*MATERIAL FOR THIS TASK:*
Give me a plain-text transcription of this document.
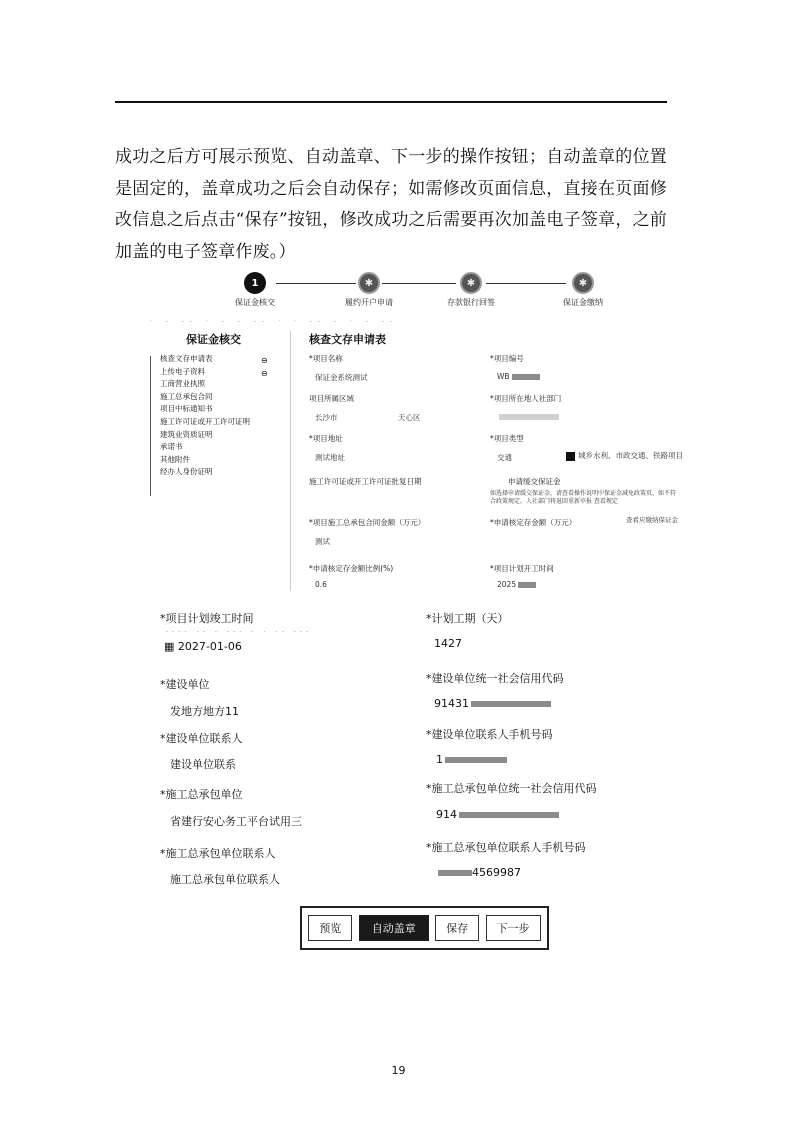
成功之后方可展示预览、自动盖章、下一步的操作按钮；自动盖章的位置是固定的，盖章成功之后会自动保存；如需修改页面信息，直接在页面修改信息之后点击“保存”按钮，修改成功之后需要再次加盖电子签章，之前加盖的电子签章作废。）
1
保证金核交
✱
履约开户申请
✱
存款银行回签
✱
保证金缴纳
· ‐ ‐‐ · ‐ ‐ ‐‐ · · ‐‐ ‐ · ‐ ‐‐
保证金核交
核查文存申请表	⊖
上传电子资料	⊖
工商营业执照
施工总承包合同
项目中标通知书
施工许可证或开工许可证明
建筑业资质证明
承诺书
其他附件
经办人身份证明
核查文存申请表
*项目名称
保证金系统测试
*项目编号
WB
项目所属区域
长沙市	天心区
*项目所在地人社部门
*项目地址
测试地址
*项目类型
交通	城乡水利、市政交通、铁路项目
施工许可证或开工许可证批复日期	申请缓交保证金
如选择申请缓交保证金，请查看操作说明中保证金减免政策页，如不符合政策规定，人社部门将退回重新申报 查看规定
*项目施工总承包合同金额（万元）
测试
*申请核定存金额（万元）	查看应缴纳保证金
*申请核定存金额比例(%)
0.6
*项目计划开工时间
2025
*项目计划竣工时间
‐‐‐‐ ‐‐ ‐ ‐‐‐ ‐ ‐ ‐‐ ‐‐‐
▦ 2027-01-06
*计划工期（天）
1427
*建设单位
发地方地方11
*建设单位统一社会信用代码
91431
*建设单位联系人
建设单位联系
*建设单位联系人手机号码
1
*施工总承包单位
省建行安心务工平台试用三
*施工总承包单位统一社会信用代码
914
*施工总承包单位联系人
施工总承包单位联系人
*施工总承包单位联系人手机号码
4569987
预览	自动盖章	保存	下一步
19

*THE EXERCISE:* Your copy should repeat each entry above exactly but contain no pictures.

*FINAL RESULT:*
Give me a plain-text transcription of this document.
成功之后方可展示预览、自动盖章、下一步的操作按钮；自动盖章的位置是固定的，盖章成功之后会自动保存；如需修改页面信息，直接在页面修改信息之后点击“保存”按钮，修改成功之后需要再次加盖电子签章，之前加盖的电子签章作废。）
1
保证金核交
✱
履约开户申请
✱
存款银行回签
✱
保证金缴纳
· ‐ ‐‐ · ‐ ‐ ‐‐ · · ‐‐ ‐ · ‐ ‐‐
保证金核交
核查文存申请表	⊖
上传电子资料	⊖
工商营业执照
施工总承包合同
项目中标通知书
施工许可证或开工许可证明
建筑业资质证明
承诺书
其他附件
经办人身份证明
核查文存申请表
*项目名称
保证金系统测试
*项目编号
WB
项目所属区域
长沙市	天心区
*项目所在地人社部门
*项目地址
测试地址
*项目类型
交通	城乡水利、市政交通、铁路项目
施工许可证或开工许可证批复日期	申请缓交保证金
如选择申请缓交保证金，请查看操作说明中保证金减免政策页，如不符合政策规定，人社部门将退回重新申报 查看规定
*项目施工总承包合同金额（万元）
测试
*申请核定存金额（万元）	查看应缴纳保证金
*申请核定存金额比例(%)
0.6
*项目计划开工时间
2025
*项目计划竣工时间
‐‐‐‐ ‐‐ ‐ ‐‐‐ ‐ ‐ ‐‐ ‐‐‐
▦ 2027-01-06
*计划工期（天）
1427
*建设单位
发地方地方11
*建设单位统一社会信用代码
91431
*建设单位联系人
建设单位联系
*建设单位联系人手机号码
1
*施工总承包单位
省建行安心务工平台试用三
*施工总承包单位统一社会信用代码
914
*施工总承包单位联系人
施工总承包单位联系人
*施工总承包单位联系人手机号码
4569987
预览	自动盖章	保存	下一步
19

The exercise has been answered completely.